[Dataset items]
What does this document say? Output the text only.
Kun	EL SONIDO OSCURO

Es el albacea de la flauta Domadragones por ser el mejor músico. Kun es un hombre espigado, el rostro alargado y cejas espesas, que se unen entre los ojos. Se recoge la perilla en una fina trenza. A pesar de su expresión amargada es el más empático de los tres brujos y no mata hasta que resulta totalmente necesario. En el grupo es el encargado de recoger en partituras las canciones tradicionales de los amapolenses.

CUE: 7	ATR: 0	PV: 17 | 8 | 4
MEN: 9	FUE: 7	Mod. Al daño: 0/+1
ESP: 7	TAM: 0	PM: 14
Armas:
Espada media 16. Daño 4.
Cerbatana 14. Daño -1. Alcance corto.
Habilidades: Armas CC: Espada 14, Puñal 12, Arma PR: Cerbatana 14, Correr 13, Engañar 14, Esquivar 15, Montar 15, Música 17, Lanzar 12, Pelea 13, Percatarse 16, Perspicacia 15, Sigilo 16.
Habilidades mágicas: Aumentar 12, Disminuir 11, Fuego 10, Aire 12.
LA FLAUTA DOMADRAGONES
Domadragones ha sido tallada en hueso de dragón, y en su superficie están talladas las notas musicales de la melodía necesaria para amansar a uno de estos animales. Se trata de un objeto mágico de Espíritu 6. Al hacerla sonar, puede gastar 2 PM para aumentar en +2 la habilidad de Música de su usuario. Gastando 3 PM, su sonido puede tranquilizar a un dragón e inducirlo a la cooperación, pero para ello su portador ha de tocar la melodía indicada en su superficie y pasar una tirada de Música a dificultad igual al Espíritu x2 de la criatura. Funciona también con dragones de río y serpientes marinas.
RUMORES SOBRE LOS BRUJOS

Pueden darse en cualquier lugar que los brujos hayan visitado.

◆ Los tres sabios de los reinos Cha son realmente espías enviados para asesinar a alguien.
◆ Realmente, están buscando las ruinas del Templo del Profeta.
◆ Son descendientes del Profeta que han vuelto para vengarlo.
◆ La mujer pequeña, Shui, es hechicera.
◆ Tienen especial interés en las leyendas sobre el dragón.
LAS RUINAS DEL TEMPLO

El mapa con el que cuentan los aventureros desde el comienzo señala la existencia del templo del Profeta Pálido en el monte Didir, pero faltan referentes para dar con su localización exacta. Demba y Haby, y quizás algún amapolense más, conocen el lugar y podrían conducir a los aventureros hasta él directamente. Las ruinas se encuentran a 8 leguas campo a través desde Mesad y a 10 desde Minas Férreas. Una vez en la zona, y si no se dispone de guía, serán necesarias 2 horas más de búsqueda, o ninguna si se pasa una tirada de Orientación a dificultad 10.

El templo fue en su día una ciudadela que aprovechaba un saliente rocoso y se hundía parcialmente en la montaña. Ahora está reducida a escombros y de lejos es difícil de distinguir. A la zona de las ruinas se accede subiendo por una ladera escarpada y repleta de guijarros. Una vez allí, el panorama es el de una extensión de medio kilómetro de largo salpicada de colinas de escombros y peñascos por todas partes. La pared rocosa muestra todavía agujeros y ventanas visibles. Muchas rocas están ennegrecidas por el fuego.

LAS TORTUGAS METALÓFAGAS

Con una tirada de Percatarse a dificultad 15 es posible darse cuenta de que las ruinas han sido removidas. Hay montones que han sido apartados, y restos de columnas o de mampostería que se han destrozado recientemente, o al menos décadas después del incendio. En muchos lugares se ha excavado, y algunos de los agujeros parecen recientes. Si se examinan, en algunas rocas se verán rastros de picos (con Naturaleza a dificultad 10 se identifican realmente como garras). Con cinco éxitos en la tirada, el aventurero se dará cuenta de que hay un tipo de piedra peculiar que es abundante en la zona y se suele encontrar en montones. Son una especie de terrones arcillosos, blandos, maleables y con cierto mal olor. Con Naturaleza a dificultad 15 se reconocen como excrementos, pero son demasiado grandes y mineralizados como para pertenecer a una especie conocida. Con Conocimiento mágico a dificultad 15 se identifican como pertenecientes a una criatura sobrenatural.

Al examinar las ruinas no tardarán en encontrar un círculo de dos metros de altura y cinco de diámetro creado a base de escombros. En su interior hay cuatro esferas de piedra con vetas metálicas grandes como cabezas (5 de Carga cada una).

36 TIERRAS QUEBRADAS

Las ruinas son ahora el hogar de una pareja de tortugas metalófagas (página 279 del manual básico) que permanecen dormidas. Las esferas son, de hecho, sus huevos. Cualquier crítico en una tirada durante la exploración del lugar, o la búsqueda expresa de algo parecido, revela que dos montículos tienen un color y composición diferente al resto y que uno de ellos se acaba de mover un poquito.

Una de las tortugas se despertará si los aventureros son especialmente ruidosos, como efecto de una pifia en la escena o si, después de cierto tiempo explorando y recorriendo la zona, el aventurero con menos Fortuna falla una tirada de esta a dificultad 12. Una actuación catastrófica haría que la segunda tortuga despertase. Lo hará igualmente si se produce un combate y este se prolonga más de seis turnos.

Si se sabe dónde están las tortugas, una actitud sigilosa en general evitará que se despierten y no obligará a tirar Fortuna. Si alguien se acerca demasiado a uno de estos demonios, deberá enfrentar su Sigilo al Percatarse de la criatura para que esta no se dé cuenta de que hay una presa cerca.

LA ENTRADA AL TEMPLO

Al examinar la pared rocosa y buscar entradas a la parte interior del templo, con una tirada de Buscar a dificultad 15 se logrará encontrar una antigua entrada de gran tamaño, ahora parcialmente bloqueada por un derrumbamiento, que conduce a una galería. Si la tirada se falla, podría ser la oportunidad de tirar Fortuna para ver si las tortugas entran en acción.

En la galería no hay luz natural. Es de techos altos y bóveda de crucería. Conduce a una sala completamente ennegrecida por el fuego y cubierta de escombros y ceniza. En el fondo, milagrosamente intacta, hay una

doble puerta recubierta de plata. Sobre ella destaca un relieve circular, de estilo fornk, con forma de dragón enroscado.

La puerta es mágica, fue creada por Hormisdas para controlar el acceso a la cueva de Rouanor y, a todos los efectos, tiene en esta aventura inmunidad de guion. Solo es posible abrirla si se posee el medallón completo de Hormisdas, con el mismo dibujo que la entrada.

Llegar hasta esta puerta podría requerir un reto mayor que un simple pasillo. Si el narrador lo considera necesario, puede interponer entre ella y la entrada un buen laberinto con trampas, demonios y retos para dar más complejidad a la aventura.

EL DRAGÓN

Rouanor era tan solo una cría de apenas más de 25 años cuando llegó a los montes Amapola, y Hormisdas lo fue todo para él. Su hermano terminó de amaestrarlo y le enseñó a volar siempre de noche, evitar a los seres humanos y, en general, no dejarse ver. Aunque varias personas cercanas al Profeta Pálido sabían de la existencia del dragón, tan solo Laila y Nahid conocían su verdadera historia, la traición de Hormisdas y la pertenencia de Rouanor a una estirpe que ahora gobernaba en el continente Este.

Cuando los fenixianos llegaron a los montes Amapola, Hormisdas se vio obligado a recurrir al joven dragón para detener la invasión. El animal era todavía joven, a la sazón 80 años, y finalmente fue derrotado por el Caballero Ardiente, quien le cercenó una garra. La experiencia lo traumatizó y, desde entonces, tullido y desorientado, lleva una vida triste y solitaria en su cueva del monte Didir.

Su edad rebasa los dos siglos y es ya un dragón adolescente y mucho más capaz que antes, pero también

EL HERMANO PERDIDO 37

Written instruction: Make an exact copy of the records.

Solution to this task:
What does this document say? Output the text only.
Kun	EL SONIDO OSCURO

Es el albacea de la flauta Domadragones por ser el mejor músico. Kun es un hombre espigado, el rostro alargado y cejas espesas, que se unen entre los ojos. Se recoge la perilla en una fina trenza. A pesar de su expresión amargada es el más empático de los tres brujos y no mata hasta que resulta totalmente necesario. En el grupo es el encargado de recoger en partituras las canciones tradicionales de los amapolenses.

CUE: 7	ATR: 0	PV: 17 | 8 | 4
MEN: 9	FUE: 7	Mod. Al daño: 0/+1
ESP: 7	TAM: 0	PM: 14
Armas:
Espada media 16. Daño 4.
Cerbatana 14. Daño -1. Alcance corto.
Habilidades: Armas CC: Espada 14, Puñal 12, Arma PR: Cerbatana 14, Correr 13, Engañar 14, Esquivar 15, Montar 15, Música 17, Lanzar 12, Pelea 13, Percatarse 16, Perspicacia 15, Sigilo 16.
Habilidades mágicas: Aumentar 12, Disminuir 11, Fuego 10, Aire 12.
LA FLAUTA DOMADRAGONES
Domadragones ha sido tallada en hueso de dragón, y en su superficie están talladas las notas musicales de la melodía necesaria para amansar a uno de estos animales. Se trata de un objeto mágico de Espíritu 6. Al hacerla sonar, puede gastar 2 PM para aumentar en +2 la habilidad de Música de su usuario. Gastando 3 PM, su sonido puede tranquilizar a un dragón e inducirlo a la cooperación, pero para ello su portador ha de tocar la melodía indicada en su superficie y pasar una tirada de Música a dificultad igual al Espíritu x2 de la criatura. Funciona también con dragones de río y serpientes marinas.
RUMORES SOBRE LOS BRUJOS

Pueden darse en cualquier lugar que los brujos hayan visitado.

◆ Los tres sabios de los reinos Cha son realmente espías enviados para asesinar a alguien.
◆ Realmente, están buscando las ruinas del Templo del Profeta.
◆ Son descendientes del Profeta que han vuelto para vengarlo.
◆ La mujer pequeña, Shui, es hechicera.
◆ Tienen especial interés en las leyendas sobre el dragón.
LAS RUINAS DEL TEMPLO

El mapa con el que cuentan los aventureros desde el comienzo señala la existencia del templo del Profeta Pálido en el monte Didir, pero faltan referentes para dar con su localización exacta. Demba y Haby, y quizás algún amapolense más, conocen el lugar y podrían conducir a los aventureros hasta él directamente. Las ruinas se encuentran a 8 leguas campo a través desde Mesad y a 10 desde Minas Férreas. Una vez en la zona, y si no se dispone de guía, serán necesarias 2 horas más de búsqueda, o ninguna si se pasa una tirada de Orientación a dificultad 10.

El templo fue en su día una ciudadela que aprovechaba un saliente rocoso y se hundía parcialmente en la montaña. Ahora está reducida a escombros y de lejos es difícil de distinguir. A la zona de las ruinas se accede subiendo por una ladera escarpada y repleta de guijarros. Una vez allí, el panorama es el de una extensión de medio kilómetro de largo salpicada de colinas de escombros y peñascos por todas partes. La pared rocosa muestra todavía agujeros y ventanas visibles. Muchas rocas están ennegrecidas por el fuego.

LAS TORTUGAS METALÓFAGAS

Con una tirada de Percatarse a dificultad 15 es posible darse cuenta de que las ruinas han sido removidas. Hay montones que han sido apartados, y restos de columnas o de mampostería que se han destrozado recientemente, o al menos décadas después del incendio. En muchos lugares se ha excavado, y algunos de los agujeros parecen recientes. Si se examinan, en algunas rocas se verán rastros de picos (con Naturaleza a dificultad 10 se identifican realmente como garras). Con cinco éxitos en la tirada, el aventurero se dará cuenta de que hay un tipo de piedra peculiar que es abundante en la zona y se suele encontrar en montones. Son una especie de terrones arcillosos, blandos, maleables y con cierto mal olor. Con Naturaleza a dificultad 15 se reconocen como excrementos, pero son demasiado grandes y mineralizados como para pertenecer a una especie conocida. Con Conocimiento mágico a dificultad 15 se identifican como pertenecientes a una criatura sobrenatural.

Al examinar las ruinas no tardarán en encontrar un círculo de dos metros de altura y cinco de diámetro creado a base de escombros. En su interior hay cuatro esferas de piedra con vetas metálicas grandes como cabezas (5 de Carga cada una).

36 TIERRAS QUEBRADAS

Las ruinas son ahora el hogar de una pareja de tortugas metalófagas (página 279 del manual básico) que permanecen dormidas. Las esferas son, de hecho, sus huevos. Cualquier crítico en una tirada durante la exploración del lugar, o la búsqueda expresa de algo parecido, revela que dos montículos tienen un color y composición diferente al resto y que uno de ellos se acaba de mover un poquito.

Una de las tortugas se despertará si los aventureros son especialmente ruidosos, como efecto de una pifia en la escena o si, después de cierto tiempo explorando y recorriendo la zona, el aventurero con menos Fortuna falla una tirada de esta a dificultad 12. Una actuación catastrófica haría que la segunda tortuga despertase. Lo hará igualmente si se produce un combate y este se prolonga más de seis turnos.

Si se sabe dónde están las tortugas, una actitud sigilosa en general evitará que se despierten y no obligará a tirar Fortuna. Si alguien se acerca demasiado a uno de estos demonios, deberá enfrentar su Sigilo al Percatarse de la criatura para que esta no se dé cuenta de que hay una presa cerca.

LA ENTRADA AL TEMPLO

Al examinar la pared rocosa y buscar entradas a la parte interior del templo, con una tirada de Buscar a dificultad 15 se logrará encontrar una antigua entrada de gran tamaño, ahora parcialmente bloqueada por un derrumbamiento, que conduce a una galería. Si la tirada se falla, podría ser la oportunidad de tirar Fortuna para ver si las tortugas entran en acción.

En la galería no hay luz natural. Es de techos altos y bóveda de crucería. Conduce a una sala completamente ennegrecida por el fuego y cubierta de escombros y ceniza. En el fondo, milagrosamente intacta, hay una

doble puerta recubierta de plata. Sobre ella destaca un relieve circular, de estilo fornk, con forma de dragón enroscado.

La puerta es mágica, fue creada por Hormisdas para controlar el acceso a la cueva de Rouanor y, a todos los efectos, tiene en esta aventura inmunidad de guion. Solo es posible abrirla si se posee el medallón completo de Hormisdas, con el mismo dibujo que la entrada.

Llegar hasta esta puerta podría requerir un reto mayor que un simple pasillo. Si el narrador lo considera necesario, puede interponer entre ella y la entrada un buen laberinto con trampas, demonios y retos para dar más complejidad a la aventura.

EL DRAGÓN

Rouanor era tan solo una cría de apenas más de 25 años cuando llegó a los montes Amapola, y Hormisdas lo fue todo para él. Su hermano terminó de amaestrarlo y le enseñó a volar siempre de noche, evitar a los seres humanos y, en general, no dejarse ver. Aunque varias personas cercanas al Profeta Pálido sabían de la existencia del dragón, tan solo Laila y Nahid conocían su verdadera historia, la traición de Hormisdas y la pertenencia de Rouanor a una estirpe que ahora gobernaba en el continente Este.

Cuando los fenixianos llegaron a los montes Amapola, Hormisdas se vio obligado a recurrir al joven dragón para detener la invasión. El animal era todavía joven, a la sazón 80 años, y finalmente fue derrotado por el Caballero Ardiente, quien le cercenó una garra. La experiencia lo traumatizó y, desde entonces, tullido y desorientado, lleva una vida triste y solitaria en su cueva del monte Didir.

Su edad rebasa los dos siglos y es ya un dragón adolescente y mucho más capaz que antes, pero también

EL HERMANO PERDIDO 37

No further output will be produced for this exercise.